▶ Do this
In the records that follow, locate every line with "title" and extract it.

▶ The data
:::::

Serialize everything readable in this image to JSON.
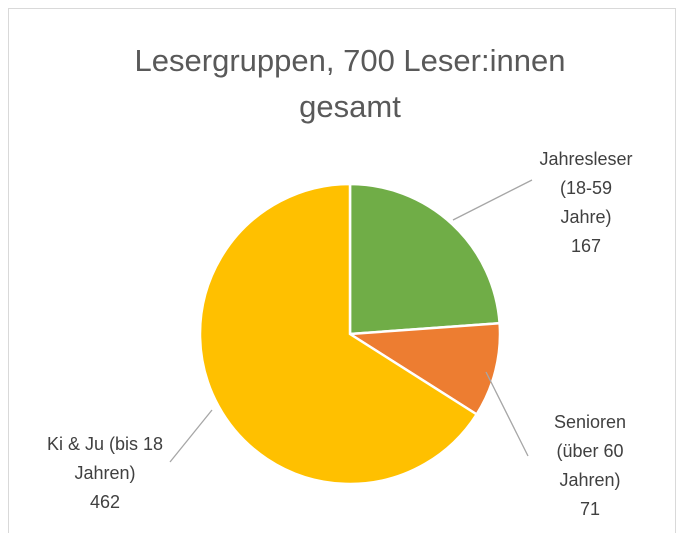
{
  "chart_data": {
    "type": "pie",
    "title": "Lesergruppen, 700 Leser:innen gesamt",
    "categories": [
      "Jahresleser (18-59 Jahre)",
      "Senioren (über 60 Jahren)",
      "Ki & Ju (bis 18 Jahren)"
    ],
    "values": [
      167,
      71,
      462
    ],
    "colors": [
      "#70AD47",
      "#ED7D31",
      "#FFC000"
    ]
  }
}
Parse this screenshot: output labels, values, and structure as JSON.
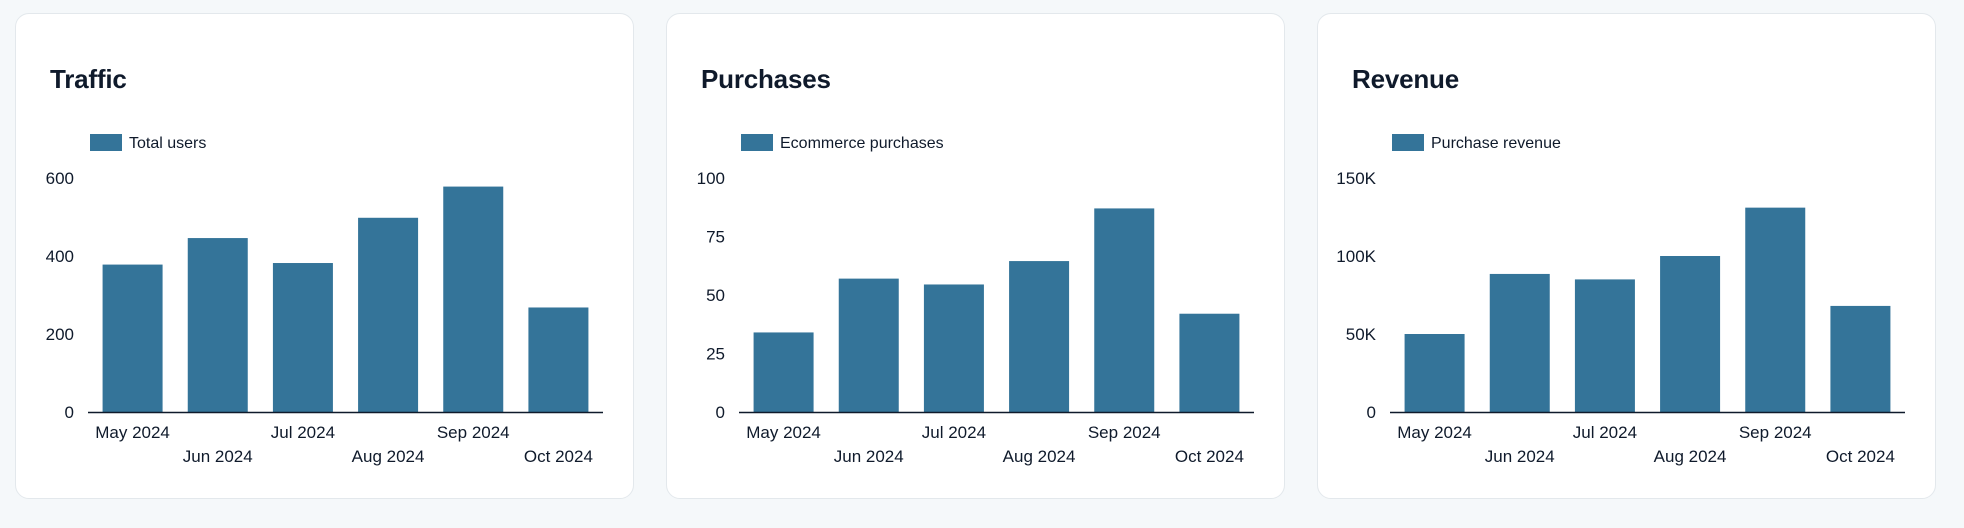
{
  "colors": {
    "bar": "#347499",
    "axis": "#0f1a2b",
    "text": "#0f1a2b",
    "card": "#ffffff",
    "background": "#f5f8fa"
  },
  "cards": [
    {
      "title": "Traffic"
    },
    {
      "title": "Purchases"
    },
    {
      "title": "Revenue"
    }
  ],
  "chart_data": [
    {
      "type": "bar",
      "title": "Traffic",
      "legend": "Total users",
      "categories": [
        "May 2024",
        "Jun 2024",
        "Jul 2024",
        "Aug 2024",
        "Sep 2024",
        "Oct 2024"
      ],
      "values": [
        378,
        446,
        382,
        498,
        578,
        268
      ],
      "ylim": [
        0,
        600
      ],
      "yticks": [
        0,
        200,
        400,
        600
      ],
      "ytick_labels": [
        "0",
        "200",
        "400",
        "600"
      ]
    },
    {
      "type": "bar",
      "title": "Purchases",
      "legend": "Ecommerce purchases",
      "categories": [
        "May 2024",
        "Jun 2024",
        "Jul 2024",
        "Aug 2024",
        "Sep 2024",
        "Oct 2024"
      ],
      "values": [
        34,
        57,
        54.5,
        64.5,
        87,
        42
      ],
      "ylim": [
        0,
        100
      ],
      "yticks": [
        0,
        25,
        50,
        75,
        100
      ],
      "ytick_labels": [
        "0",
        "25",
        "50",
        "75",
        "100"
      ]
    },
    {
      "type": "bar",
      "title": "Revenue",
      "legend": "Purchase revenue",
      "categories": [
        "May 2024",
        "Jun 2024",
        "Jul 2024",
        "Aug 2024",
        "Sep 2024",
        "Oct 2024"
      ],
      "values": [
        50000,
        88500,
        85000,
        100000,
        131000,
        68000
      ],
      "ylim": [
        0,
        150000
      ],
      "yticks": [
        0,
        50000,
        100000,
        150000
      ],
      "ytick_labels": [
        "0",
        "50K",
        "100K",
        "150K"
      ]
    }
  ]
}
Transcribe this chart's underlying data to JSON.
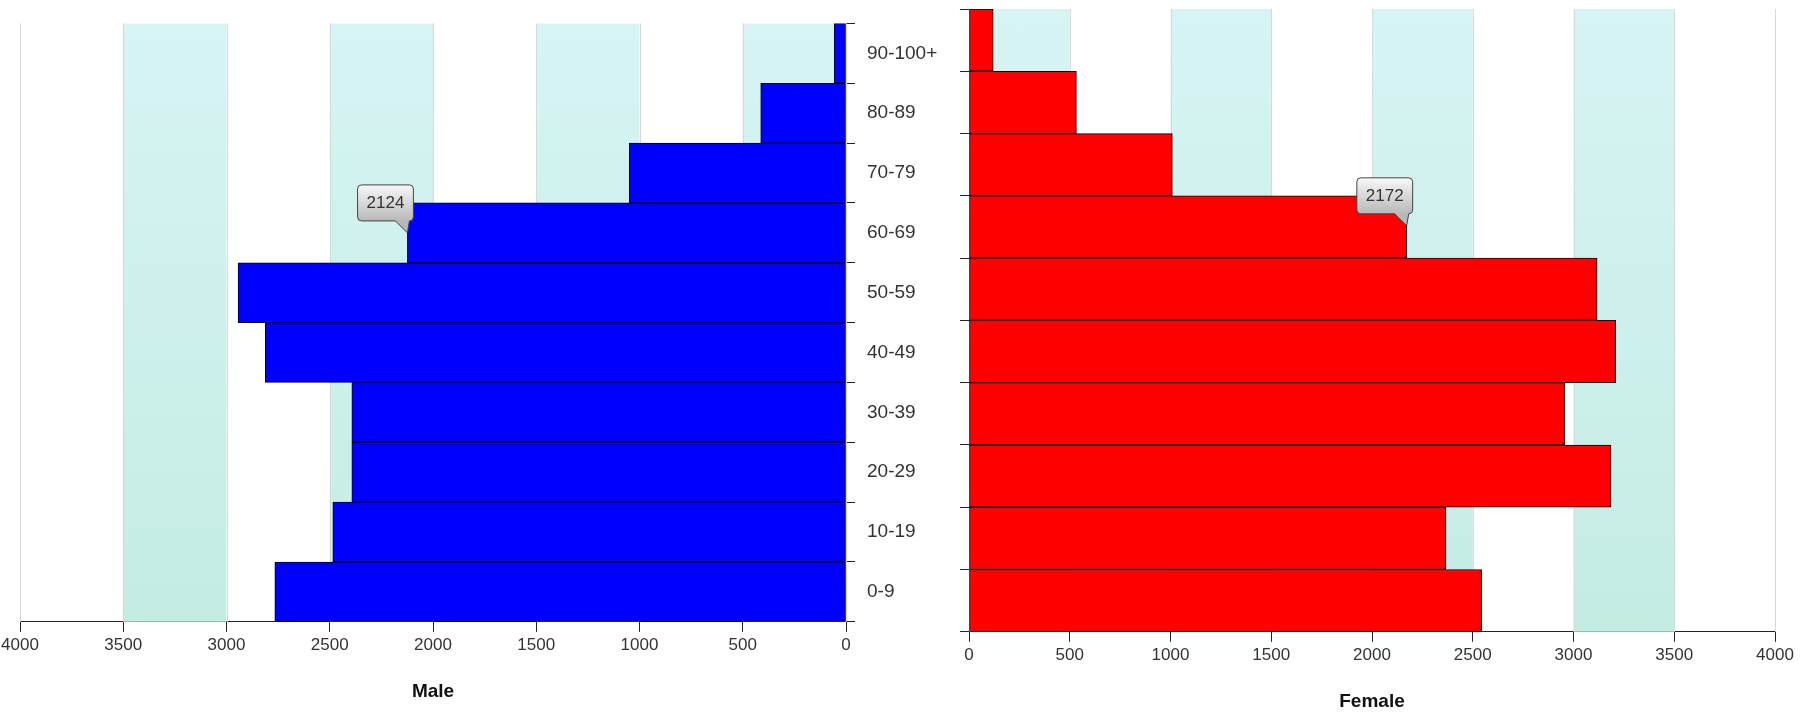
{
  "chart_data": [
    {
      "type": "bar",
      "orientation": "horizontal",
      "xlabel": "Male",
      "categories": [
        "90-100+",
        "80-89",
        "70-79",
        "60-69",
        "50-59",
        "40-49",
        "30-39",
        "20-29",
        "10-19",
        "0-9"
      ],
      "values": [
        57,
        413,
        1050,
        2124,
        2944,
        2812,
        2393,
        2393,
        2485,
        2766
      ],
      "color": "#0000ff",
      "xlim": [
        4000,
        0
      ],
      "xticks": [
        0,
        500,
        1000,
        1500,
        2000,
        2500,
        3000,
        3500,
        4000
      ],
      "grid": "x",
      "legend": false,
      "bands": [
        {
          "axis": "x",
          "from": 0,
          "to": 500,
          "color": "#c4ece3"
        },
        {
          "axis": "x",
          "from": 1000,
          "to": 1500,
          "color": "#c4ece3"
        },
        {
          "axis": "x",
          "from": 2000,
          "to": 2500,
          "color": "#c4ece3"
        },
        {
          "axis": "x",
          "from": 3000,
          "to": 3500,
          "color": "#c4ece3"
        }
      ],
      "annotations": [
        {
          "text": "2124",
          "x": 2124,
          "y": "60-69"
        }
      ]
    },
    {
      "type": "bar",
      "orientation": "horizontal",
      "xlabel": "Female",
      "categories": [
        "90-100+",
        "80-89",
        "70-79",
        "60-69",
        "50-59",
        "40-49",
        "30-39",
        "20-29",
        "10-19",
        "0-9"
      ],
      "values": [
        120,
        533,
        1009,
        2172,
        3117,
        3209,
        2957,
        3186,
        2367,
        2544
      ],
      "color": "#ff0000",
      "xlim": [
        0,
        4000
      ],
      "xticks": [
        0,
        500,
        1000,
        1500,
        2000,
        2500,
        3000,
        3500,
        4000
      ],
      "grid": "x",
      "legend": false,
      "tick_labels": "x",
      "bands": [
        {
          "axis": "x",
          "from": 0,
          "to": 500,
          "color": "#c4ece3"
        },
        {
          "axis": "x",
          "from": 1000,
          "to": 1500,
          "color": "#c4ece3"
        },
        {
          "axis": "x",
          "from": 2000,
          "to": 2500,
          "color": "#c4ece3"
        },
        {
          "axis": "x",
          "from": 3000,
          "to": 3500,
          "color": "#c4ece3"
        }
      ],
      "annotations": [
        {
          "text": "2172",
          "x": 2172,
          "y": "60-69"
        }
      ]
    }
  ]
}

:::::

▶ Written reply
    "title": "Lesergruppen, 700 Leser:innen gesamt",
      "title": "Traffic"
      "title": "Purchases"
      "title": "Revenue"
      "title": "Traffic",
      "title": "Purchases",
      "title": "Revenue",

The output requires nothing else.